* start READING PASSAGE *
Photographer Crystal Allen captures the inner humor of Denver comedians
Because of chance employment as a waitress at Comedy Works, Crystal Allen found herself surrounded by comedians -- and her husband, Ben Roy, even became one. An aspiring photographer, Allen used this opportunity to start capturing on film not just aspiring Denver performers, but some of the most accomplished standup comics in the nation. What began as a conceptual series of comedians playing with baking soda (Allen's subjects included Brian Regan, Daniel Tosh and Chuck Roy) became a cornerstone of a photography career.
Crystal Allen Crystal Allen with son Milo.
While today Allen devotes time to other themed photography projects (such as her Boudoir series, a tastefully NSFW collection of women in bedrooms), she has managed to photograph almost every noteworthy comic in Denver. Visiting the comedian section of her recently launched website is like reading a more aesthetically exciting yearbook of our city's laugh-makers. (It would also make a pretty badass coffee-table book on Denver comedy.) Allen recently set down her camera to chat with us about what goes into comedy photography, what a sexy woman really looks like, and what the baking soda thing was all about.
Westword: When did you begin taking pictures of comedians?
Crystal Allen: Well, after I moved to Denver with Ben I was working in a doctor's office as an X-ray tech -- because that was kind of like taking pictures. With encouragement from Ben, I quit that job and began working at Wolf Camera on the 16th Street Mall. But that only paid like six dollars an hour, so I got a second job at Comedy Works. And that completely shaped the kind of work I do now.
* end READING PASSAGE *
AIM:
In the profile of photographer Crystal Allen, which comedians are named as subjects of her baking soda series? These items come from a separate source.
* start ENTRIES SUPPLIED *
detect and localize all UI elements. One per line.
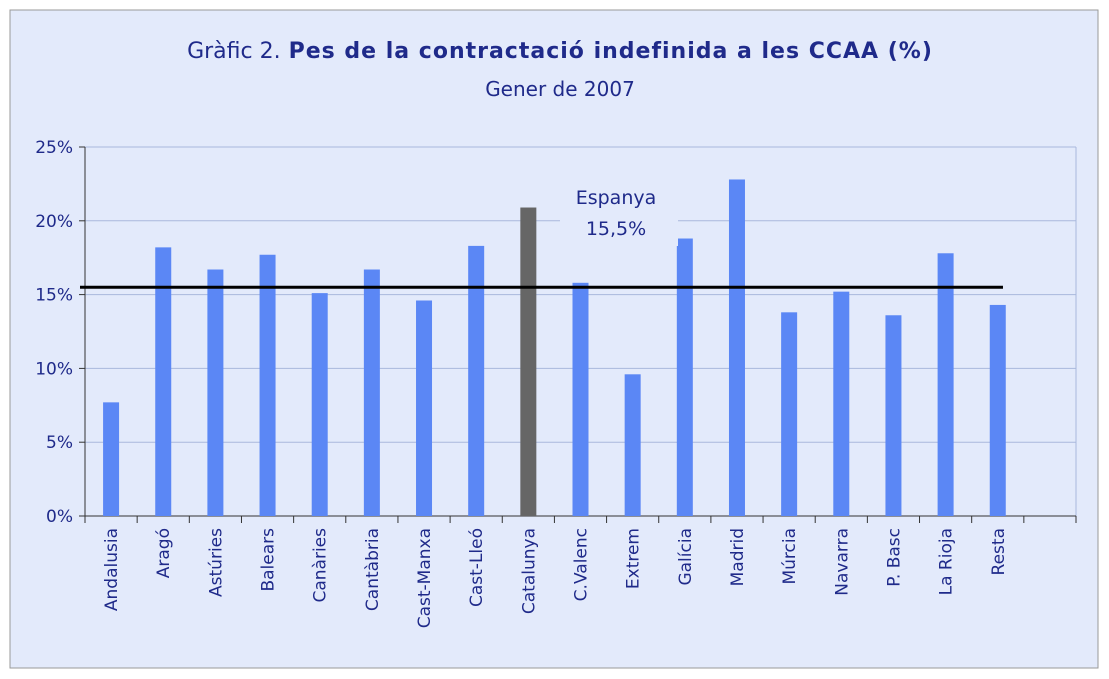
chart-subtitle: Gener de 2007 [485,77,635,101]
x-tick-label: Madrid [728,528,748,586]
y-tick-label: 0% [46,507,73,527]
annotation-name: Espanya [576,187,657,209]
x-tick-label: Canàries [311,528,331,603]
bar [155,247,172,517]
bar [728,179,745,517]
y-tick-label: 10% [35,359,73,379]
bar [885,315,902,516]
y-tick-label: 20% [35,212,73,232]
chart-title-group: Gràfic 2. Pes de la contractació indefini… [187,39,933,64]
bar [833,291,850,516]
x-tick-label: Catalunya [519,528,539,614]
bar [676,238,693,516]
x-tick-label: Balears [259,528,279,592]
bar [259,254,276,517]
x-tick-label: Múrcia [780,528,800,585]
bar [572,282,589,516]
bar [468,245,485,516]
bar [781,312,798,516]
bar [311,293,328,516]
x-tick-label: P. Basc [884,528,904,587]
annotation-box [560,180,678,246]
x-tick-label: Cantàbria [363,528,383,611]
x-tick-label: Extrem [624,528,644,589]
bar [624,374,641,516]
chart-title-prefix: Gràfic 2. [187,39,281,64]
x-tick-label: Cast-Lleó [467,528,487,607]
bar [937,253,954,516]
x-tick-label: La Rioja [937,528,957,595]
y-tick-label: 15% [35,286,73,306]
x-tick-label: Astúries [206,528,226,597]
annotation-label: 15,5% [586,218,646,240]
x-tick-label: Cast-Manxa [415,528,435,628]
x-tick-label: C.Valenc [572,528,592,601]
bar [103,402,120,516]
x-tick-label: Resta [989,528,1009,575]
bar [207,269,224,516]
y-tick-label: 25% [35,138,73,158]
bar [416,300,433,516]
y-tick-label: 5% [46,433,73,453]
chart-title: Pes de la contractació indefinida a les … [289,39,933,64]
chart-frame [9,9,1099,669]
bar [989,304,1006,516]
x-tick-label: Andalusia [102,528,122,611]
x-tick-label: Navarra [832,528,852,596]
bar [363,269,380,516]
x-tick-label: Aragó [154,528,174,578]
x-tick-label: Galícia [676,528,696,586]
bar [520,207,537,517]
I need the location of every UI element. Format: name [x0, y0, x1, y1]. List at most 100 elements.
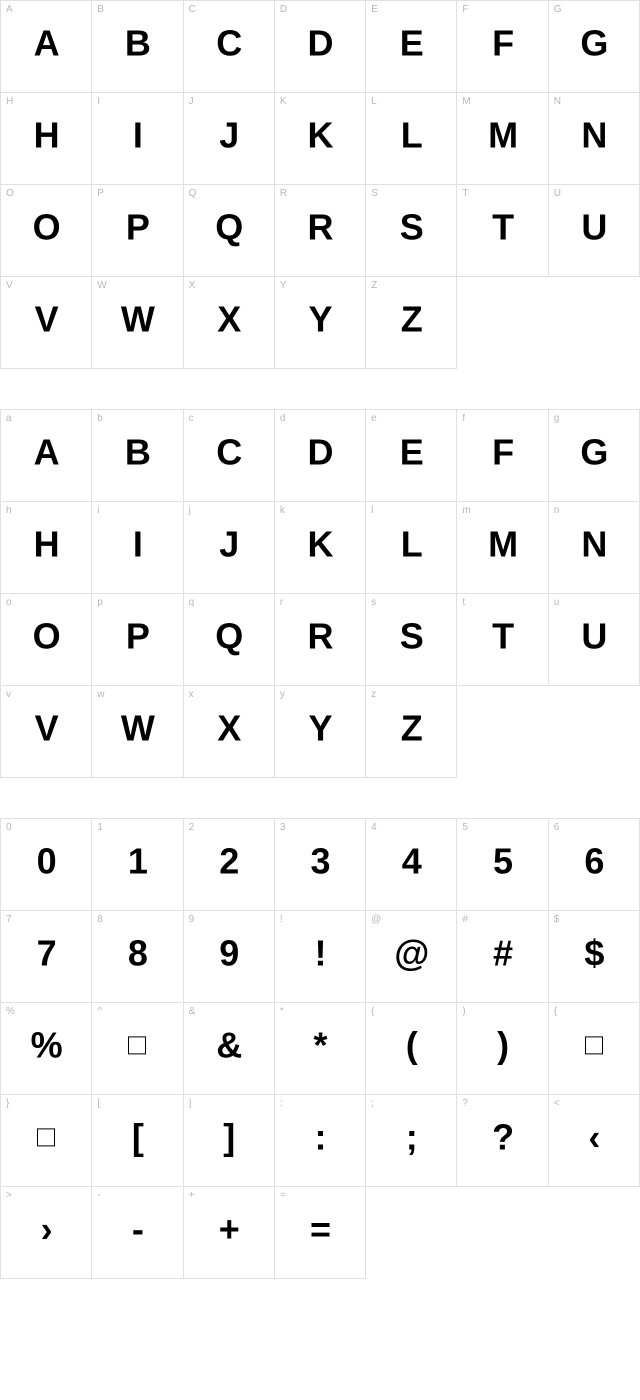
cell-label: 4: [371, 822, 377, 833]
cell-glyph: G: [580, 22, 607, 64]
glyph-cell: @@: [366, 911, 457, 1003]
glyph-cell: YY: [275, 277, 366, 369]
cell-glyph: K: [307, 523, 332, 565]
cell-label: 6: [554, 822, 560, 833]
glyph-cell: rR: [275, 594, 366, 686]
glyph-cell: 22: [184, 819, 275, 911]
glyph-cell: OO: [1, 185, 92, 277]
cell-label: f: [462, 413, 465, 424]
cell-glyph: ]: [223, 1116, 234, 1158]
glyph-cell: EE: [366, 1, 457, 93]
glyph-cell: 55: [457, 819, 548, 911]
cell-glyph: !: [314, 932, 325, 974]
cell-glyph: V: [35, 298, 58, 340]
cell-label: k: [280, 505, 285, 516]
cell-glyph: X: [217, 298, 240, 340]
cell-glyph: J: [219, 523, 238, 565]
charmap-section-uppercase: AABBCCDDEEFFGGHHIIJJKKLLMMNNOOPPQQRRSSTT…: [0, 0, 640, 369]
cell-glyph: *: [313, 1024, 326, 1066]
cell-glyph: 8: [128, 932, 147, 974]
cell-glyph: E: [400, 431, 423, 473]
cell-glyph: L: [401, 523, 422, 565]
cell-label: U: [554, 188, 561, 199]
glyph-cell: {: [549, 1003, 640, 1095]
cell-label: }: [6, 1098, 9, 1109]
cell-label: [: [97, 1098, 100, 1109]
cell-label: F: [462, 4, 468, 15]
cell-label: E: [371, 4, 378, 15]
cell-glyph: J: [219, 114, 238, 156]
cell-glyph: ‹: [588, 1116, 599, 1158]
cell-label: W: [97, 280, 106, 291]
cell-glyph: B: [125, 22, 150, 64]
cell-label: J: [189, 96, 194, 107]
cell-label: >: [6, 1190, 12, 1201]
glyph-cell: hH: [1, 502, 92, 594]
cell-label: X: [189, 280, 196, 291]
glyph-cell: 77: [1, 911, 92, 1003]
cell-glyph: ?: [492, 1116, 513, 1158]
cell-glyph: N: [581, 114, 606, 156]
cell-label: b: [97, 413, 103, 424]
glyph-cell: UU: [549, 185, 640, 277]
cell-label: :: [280, 1098, 283, 1109]
glyph-cell: II: [92, 93, 183, 185]
glyph-cell: qQ: [184, 594, 275, 686]
cell-glyph: Y: [308, 298, 331, 340]
cell-glyph: P: [126, 615, 149, 657]
cell-glyph: C: [216, 431, 241, 473]
cell-glyph: 2: [219, 840, 238, 882]
cell-label: r: [280, 597, 283, 608]
glyph-cell: JJ: [184, 93, 275, 185]
cell-label: A: [6, 4, 13, 15]
glyph-cell: LL: [366, 93, 457, 185]
cell-glyph: :: [314, 1116, 325, 1158]
cell-glyph: U: [581, 615, 606, 657]
cell-label: h: [6, 505, 12, 516]
cell-glyph: =: [310, 1208, 330, 1250]
glyph-cell: kK: [275, 502, 366, 594]
glyph-cell: sS: [366, 594, 457, 686]
glyph-cell: XX: [184, 277, 275, 369]
cell-label: ;: [371, 1098, 374, 1109]
glyph-cell: vV: [1, 686, 92, 778]
glyph-cell: mM: [457, 502, 548, 594]
cell-label: I: [97, 96, 100, 107]
cell-label: %: [6, 1006, 15, 1017]
cell-label: 3: [280, 822, 286, 833]
cell-label: w: [97, 689, 104, 700]
cell-glyph: H: [34, 523, 59, 565]
glyph-cell: [[: [92, 1095, 183, 1187]
cell-label: v: [6, 689, 11, 700]
glyph-cell: PP: [92, 185, 183, 277]
cell-label: +: [189, 1190, 195, 1201]
cell-glyph: 6: [584, 840, 603, 882]
glyph-cell: }: [1, 1095, 92, 1187]
cell-label: -: [97, 1190, 100, 1201]
cell-glyph: %: [31, 1024, 62, 1066]
cell-label: =: [280, 1190, 286, 1201]
glyph-cell: >›: [1, 1187, 92, 1279]
empty-cell: [549, 277, 640, 369]
glyph-cell: )): [457, 1003, 548, 1095]
cell-glyph: [37, 1128, 55, 1146]
cell-glyph: W: [121, 707, 154, 749]
cell-glyph: A: [34, 22, 59, 64]
glyph-cell: SS: [366, 185, 457, 277]
empty-cell: [366, 1187, 457, 1279]
glyph-cell: CC: [184, 1, 275, 93]
cell-glyph: F: [492, 431, 513, 473]
cell-label: n: [554, 505, 560, 516]
cell-glyph: Z: [401, 707, 422, 749]
cell-glyph: P: [126, 206, 149, 248]
glyph-cell: iI: [92, 502, 183, 594]
cell-glyph: O: [33, 615, 60, 657]
cell-label: m: [462, 505, 470, 516]
glyph-cell: oO: [1, 594, 92, 686]
cell-label: @: [371, 914, 381, 925]
cell-label: x: [189, 689, 194, 700]
cell-label: Y: [280, 280, 287, 291]
glyph-cell: dD: [275, 410, 366, 502]
cell-label: ^: [97, 1006, 102, 1017]
cell-label: t: [462, 597, 465, 608]
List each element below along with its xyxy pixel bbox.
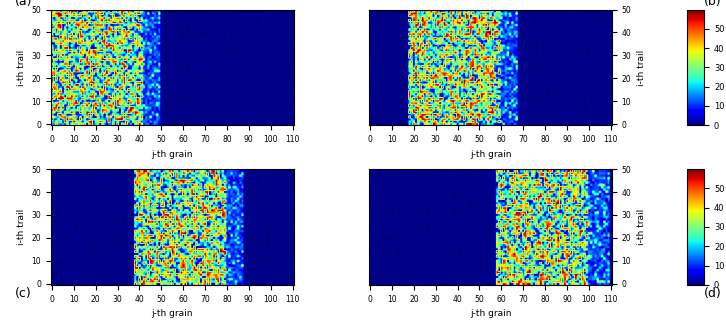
Text: (c): (c) (15, 287, 31, 300)
Y-axis label: i-th trail: i-th trail (637, 209, 646, 245)
X-axis label: j-th grain: j-th grain (470, 309, 511, 318)
X-axis label: j-th grain: j-th grain (470, 149, 511, 158)
X-axis label: j-th grain: j-th grain (152, 149, 193, 158)
Y-axis label: i-th trail: i-th trail (637, 49, 646, 85)
Y-axis label: i-th trail: i-th trail (17, 209, 26, 245)
Text: (a): (a) (15, 0, 32, 8)
Text: (b): (b) (704, 0, 722, 8)
Y-axis label: i-th trail: i-th trail (17, 49, 26, 85)
Text: (d): (d) (704, 287, 722, 300)
X-axis label: j-th grain: j-th grain (152, 309, 193, 318)
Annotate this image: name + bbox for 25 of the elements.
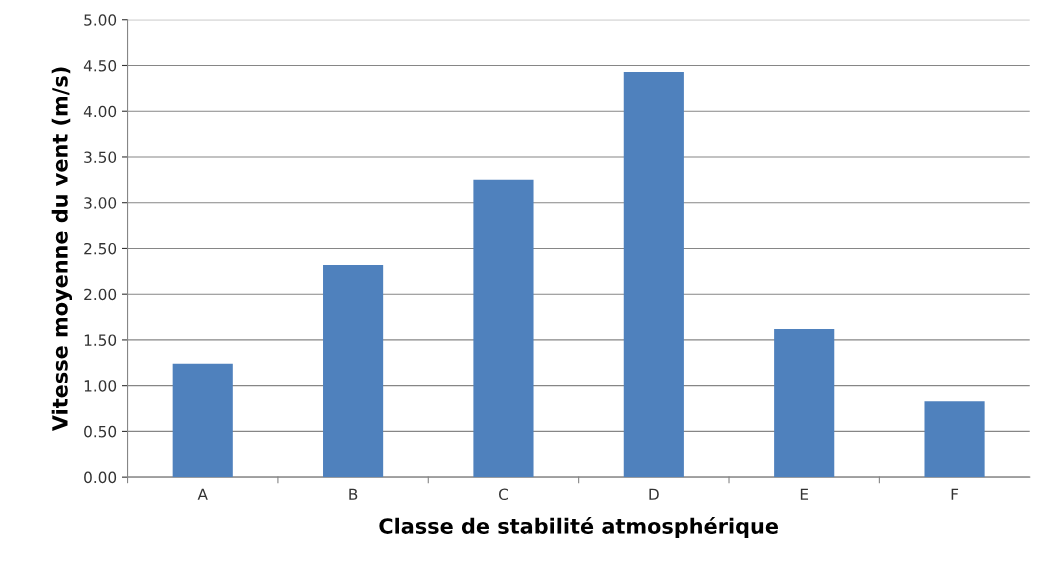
* end ENTRIES SUPPLIED *
ANSWER TO THIS PROBLEM:
Brian Regan, Daniel Tosh, Chuck Roy